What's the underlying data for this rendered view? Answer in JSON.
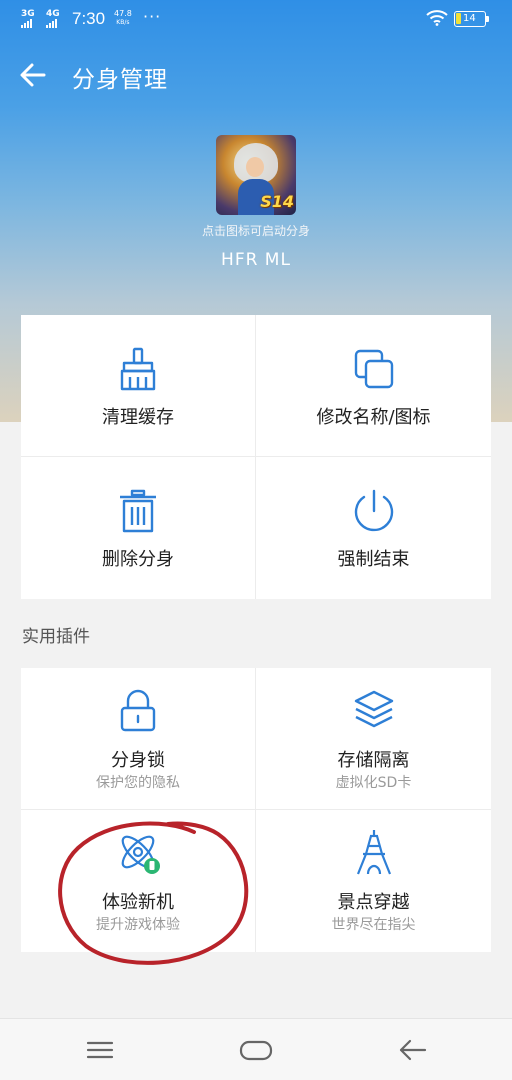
{
  "status_bar": {
    "sig1": "3G",
    "sig2": "4G",
    "time": "7:30",
    "speed_value": "47.8",
    "speed_unit": "KB/s",
    "dots": "···",
    "battery": "14"
  },
  "app_bar": {
    "title": "分身管理"
  },
  "app": {
    "icon_badge": "S14",
    "hint": "点击图标可启动分身",
    "name": "HFR ML"
  },
  "actions": [
    {
      "label": "清理缓存",
      "icon": "broom-icon"
    },
    {
      "label": "修改名称/图标",
      "icon": "copy-icon"
    },
    {
      "label": "删除分身",
      "icon": "trash-icon"
    },
    {
      "label": "强制结束",
      "icon": "power-icon"
    }
  ],
  "plugins_section": {
    "title": "实用插件",
    "items": [
      {
        "label": "分身锁",
        "sub": "保护您的隐私",
        "icon": "lock-icon"
      },
      {
        "label": "存储隔离",
        "sub": "虚拟化SD卡",
        "icon": "layers-icon"
      },
      {
        "label": "体验新机",
        "sub": "提升游戏体验",
        "icon": "atom-icon"
      },
      {
        "label": "景点穿越",
        "sub": "世界尽在指尖",
        "icon": "eiffel-tower-icon"
      }
    ]
  },
  "colors": {
    "accent_icon": "#2e7fd6",
    "annotation_circle": "#b8232a",
    "header_top": "#2f8fe6"
  }
}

* * * * * * * * *

TASK DESCRIPTION: Return to the listing above and set it down exactly, leaving out its pictures.

PROBLEM SOLUTION:
What's the underlying data for this rendered view? Answer in JSON.
{
  "status_bar": {
    "sig1": "3G",
    "sig2": "4G",
    "time": "7:30",
    "speed_value": "47.8",
    "speed_unit": "KB/s",
    "dots": "···",
    "battery": "14"
  },
  "app_bar": {
    "title": "分身管理"
  },
  "app": {
    "icon_badge": "S14",
    "hint": "点击图标可启动分身",
    "name": "HFR ML"
  },
  "actions": [
    {
      "label": "清理缓存",
      "icon": "broom-icon"
    },
    {
      "label": "修改名称/图标",
      "icon": "copy-icon"
    },
    {
      "label": "删除分身",
      "icon": "trash-icon"
    },
    {
      "label": "强制结束",
      "icon": "power-icon"
    }
  ],
  "plugins_section": {
    "title": "实用插件",
    "items": [
      {
        "label": "分身锁",
        "sub": "保护您的隐私",
        "icon": "lock-icon"
      },
      {
        "label": "存储隔离",
        "sub": "虚拟化SD卡",
        "icon": "layers-icon"
      },
      {
        "label": "体验新机",
        "sub": "提升游戏体验",
        "icon": "atom-icon"
      },
      {
        "label": "景点穿越",
        "sub": "世界尽在指尖",
        "icon": "eiffel-tower-icon"
      }
    ]
  },
  "colors": {
    "accent_icon": "#2e7fd6",
    "annotation_circle": "#b8232a",
    "header_top": "#2f8fe6"
  }
}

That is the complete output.